(Collected data entries)
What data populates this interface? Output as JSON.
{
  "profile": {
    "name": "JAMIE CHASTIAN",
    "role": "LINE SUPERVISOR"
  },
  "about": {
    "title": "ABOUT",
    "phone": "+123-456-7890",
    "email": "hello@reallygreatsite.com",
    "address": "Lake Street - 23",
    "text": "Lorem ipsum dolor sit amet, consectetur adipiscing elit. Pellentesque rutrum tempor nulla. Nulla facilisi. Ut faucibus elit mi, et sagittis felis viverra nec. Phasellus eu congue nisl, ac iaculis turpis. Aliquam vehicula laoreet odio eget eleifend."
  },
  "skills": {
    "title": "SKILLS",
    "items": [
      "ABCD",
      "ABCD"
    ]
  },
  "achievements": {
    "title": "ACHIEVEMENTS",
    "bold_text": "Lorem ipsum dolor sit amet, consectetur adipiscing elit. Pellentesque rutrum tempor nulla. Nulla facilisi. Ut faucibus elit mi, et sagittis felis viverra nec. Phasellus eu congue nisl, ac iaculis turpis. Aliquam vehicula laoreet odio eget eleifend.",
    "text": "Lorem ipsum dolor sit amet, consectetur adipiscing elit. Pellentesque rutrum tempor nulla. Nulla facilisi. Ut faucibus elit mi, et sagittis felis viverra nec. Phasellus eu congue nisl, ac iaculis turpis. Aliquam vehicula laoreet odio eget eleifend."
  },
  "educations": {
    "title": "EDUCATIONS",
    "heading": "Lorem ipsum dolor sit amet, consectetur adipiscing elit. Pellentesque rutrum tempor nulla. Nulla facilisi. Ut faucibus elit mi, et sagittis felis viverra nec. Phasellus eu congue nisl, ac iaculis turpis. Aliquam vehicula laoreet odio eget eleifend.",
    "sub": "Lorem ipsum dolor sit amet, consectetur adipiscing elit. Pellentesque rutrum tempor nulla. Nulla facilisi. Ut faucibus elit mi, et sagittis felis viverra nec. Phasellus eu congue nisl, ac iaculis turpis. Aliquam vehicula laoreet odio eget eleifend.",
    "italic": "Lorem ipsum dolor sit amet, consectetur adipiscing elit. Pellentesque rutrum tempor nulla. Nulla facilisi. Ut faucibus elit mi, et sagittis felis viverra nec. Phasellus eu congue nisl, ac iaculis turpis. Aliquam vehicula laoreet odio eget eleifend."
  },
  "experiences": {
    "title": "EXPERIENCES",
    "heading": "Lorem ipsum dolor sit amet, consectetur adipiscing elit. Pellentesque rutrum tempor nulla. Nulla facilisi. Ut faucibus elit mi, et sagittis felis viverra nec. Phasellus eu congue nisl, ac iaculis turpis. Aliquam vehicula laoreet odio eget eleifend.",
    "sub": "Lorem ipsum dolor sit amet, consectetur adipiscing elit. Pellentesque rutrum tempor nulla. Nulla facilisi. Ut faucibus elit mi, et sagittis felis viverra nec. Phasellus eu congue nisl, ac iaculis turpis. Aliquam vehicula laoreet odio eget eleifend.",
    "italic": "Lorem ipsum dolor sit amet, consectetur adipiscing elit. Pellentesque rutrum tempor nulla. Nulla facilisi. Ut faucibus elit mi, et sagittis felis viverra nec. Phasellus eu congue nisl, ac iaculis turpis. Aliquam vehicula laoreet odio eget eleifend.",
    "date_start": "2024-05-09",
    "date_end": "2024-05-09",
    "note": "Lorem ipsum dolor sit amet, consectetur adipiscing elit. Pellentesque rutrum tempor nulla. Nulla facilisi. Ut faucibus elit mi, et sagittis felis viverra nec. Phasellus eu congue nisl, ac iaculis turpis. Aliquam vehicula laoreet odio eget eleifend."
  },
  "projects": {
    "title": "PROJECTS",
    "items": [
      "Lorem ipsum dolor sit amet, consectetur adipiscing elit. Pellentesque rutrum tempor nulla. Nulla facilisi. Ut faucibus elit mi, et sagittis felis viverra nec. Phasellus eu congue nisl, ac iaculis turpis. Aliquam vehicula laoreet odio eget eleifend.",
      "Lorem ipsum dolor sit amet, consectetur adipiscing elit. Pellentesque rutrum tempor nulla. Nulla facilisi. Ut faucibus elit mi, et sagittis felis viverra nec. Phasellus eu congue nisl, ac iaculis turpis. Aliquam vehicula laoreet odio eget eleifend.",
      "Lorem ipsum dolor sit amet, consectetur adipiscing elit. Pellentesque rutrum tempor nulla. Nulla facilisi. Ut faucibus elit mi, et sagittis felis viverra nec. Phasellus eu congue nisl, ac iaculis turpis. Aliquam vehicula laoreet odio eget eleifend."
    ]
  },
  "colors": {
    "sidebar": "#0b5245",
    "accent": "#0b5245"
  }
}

- [Task to complete] Reproduce each entry word for word.

- [Exercise output]
What data populates this interface? Output as JSON.
{
  "profile": {
    "name": "JAMIE CHASTIAN",
    "role": "LINE SUPERVISOR"
  },
  "about": {
    "title": "ABOUT",
    "phone": "+123-456-7890",
    "email": "hello@reallygreatsite.com",
    "address": "Lake Street - 23",
    "text": "Lorem ipsum dolor sit amet, consectetur adipiscing elit. Pellentesque rutrum tempor nulla. Nulla facilisi. Ut faucibus elit mi, et sagittis felis viverra nec. Phasellus eu congue nisl, ac iaculis turpis. Aliquam vehicula laoreet odio eget eleifend."
  },
  "skills": {
    "title": "SKILLS",
    "items": [
      "ABCD",
      "ABCD"
    ]
  },
  "achievements": {
    "title": "ACHIEVEMENTS",
    "bold_text": "Lorem ipsum dolor sit amet, consectetur adipiscing elit. Pellentesque rutrum tempor nulla. Nulla facilisi. Ut faucibus elit mi, et sagittis felis viverra nec. Phasellus eu congue nisl, ac iaculis turpis. Aliquam vehicula laoreet odio eget eleifend.",
    "text": "Lorem ipsum dolor sit amet, consectetur adipiscing elit. Pellentesque rutrum tempor nulla. Nulla facilisi. Ut faucibus elit mi, et sagittis felis viverra nec. Phasellus eu congue nisl, ac iaculis turpis. Aliquam vehicula laoreet odio eget eleifend."
  },
  "educations": {
    "title": "EDUCATIONS",
    "heading": "Lorem ipsum dolor sit amet, consectetur adipiscing elit. Pellentesque rutrum tempor nulla. Nulla facilisi. Ut faucibus elit mi, et sagittis felis viverra nec. Phasellus eu congue nisl, ac iaculis turpis. Aliquam vehicula laoreet odio eget eleifend.",
    "sub": "Lorem ipsum dolor sit amet, consectetur adipiscing elit. Pellentesque rutrum tempor nulla. Nulla facilisi. Ut faucibus elit mi, et sagittis felis viverra nec. Phasellus eu congue nisl, ac iaculis turpis. Aliquam vehicula laoreet odio eget eleifend.",
    "italic": "Lorem ipsum dolor sit amet, consectetur adipiscing elit. Pellentesque rutrum tempor nulla. Nulla facilisi. Ut faucibus elit mi, et sagittis felis viverra nec. Phasellus eu congue nisl, ac iaculis turpis. Aliquam vehicula laoreet odio eget eleifend."
  },
  "experiences": {
    "title": "EXPERIENCES",
    "heading": "Lorem ipsum dolor sit amet, consectetur adipiscing elit. Pellentesque rutrum tempor nulla. Nulla facilisi. Ut faucibus elit mi, et sagittis felis viverra nec. Phasellus eu congue nisl, ac iaculis turpis. Aliquam vehicula laoreet odio eget eleifend.",
    "sub": "Lorem ipsum dolor sit amet, consectetur adipiscing elit. Pellentesque rutrum tempor nulla. Nulla facilisi. Ut faucibus elit mi, et sagittis felis viverra nec. Phasellus eu congue nisl, ac iaculis turpis. Aliquam vehicula laoreet odio eget eleifend.",
    "italic": "Lorem ipsum dolor sit amet, consectetur adipiscing elit. Pellentesque rutrum tempor nulla. Nulla facilisi. Ut faucibus elit mi, et sagittis felis viverra nec. Phasellus eu congue nisl, ac iaculis turpis. Aliquam vehicula laoreet odio eget eleifend.",
    "date_start": "2024-05-09",
    "date_end": "2024-05-09",
    "note": "Lorem ipsum dolor sit amet, consectetur adipiscing elit. Pellentesque rutrum tempor nulla. Nulla facilisi. Ut faucibus elit mi, et sagittis felis viverra nec. Phasellus eu congue nisl, ac iaculis turpis. Aliquam vehicula laoreet odio eget eleifend."
  },
  "projects": {
    "title": "PROJECTS",
    "items": [
      "Lorem ipsum dolor sit amet, consectetur adipiscing elit. Pellentesque rutrum tempor nulla. Nulla facilisi. Ut faucibus elit mi, et sagittis felis viverra nec. Phasellus eu congue nisl, ac iaculis turpis. Aliquam vehicula laoreet odio eget eleifend.",
      "Lorem ipsum dolor sit amet, consectetur adipiscing elit. Pellentesque rutrum tempor nulla. Nulla facilisi. Ut faucibus elit mi, et sagittis felis viverra nec. Phasellus eu congue nisl, ac iaculis turpis. Aliquam vehicula laoreet odio eget eleifend.",
      "Lorem ipsum dolor sit amet, consectetur adipiscing elit. Pellentesque rutrum tempor nulla. Nulla facilisi. Ut faucibus elit mi, et sagittis felis viverra nec. Phasellus eu congue nisl, ac iaculis turpis. Aliquam vehicula laoreet odio eget eleifend."
    ]
  },
  "colors": {
    "sidebar": "#0b5245",
    "accent": "#0b5245"
  }
}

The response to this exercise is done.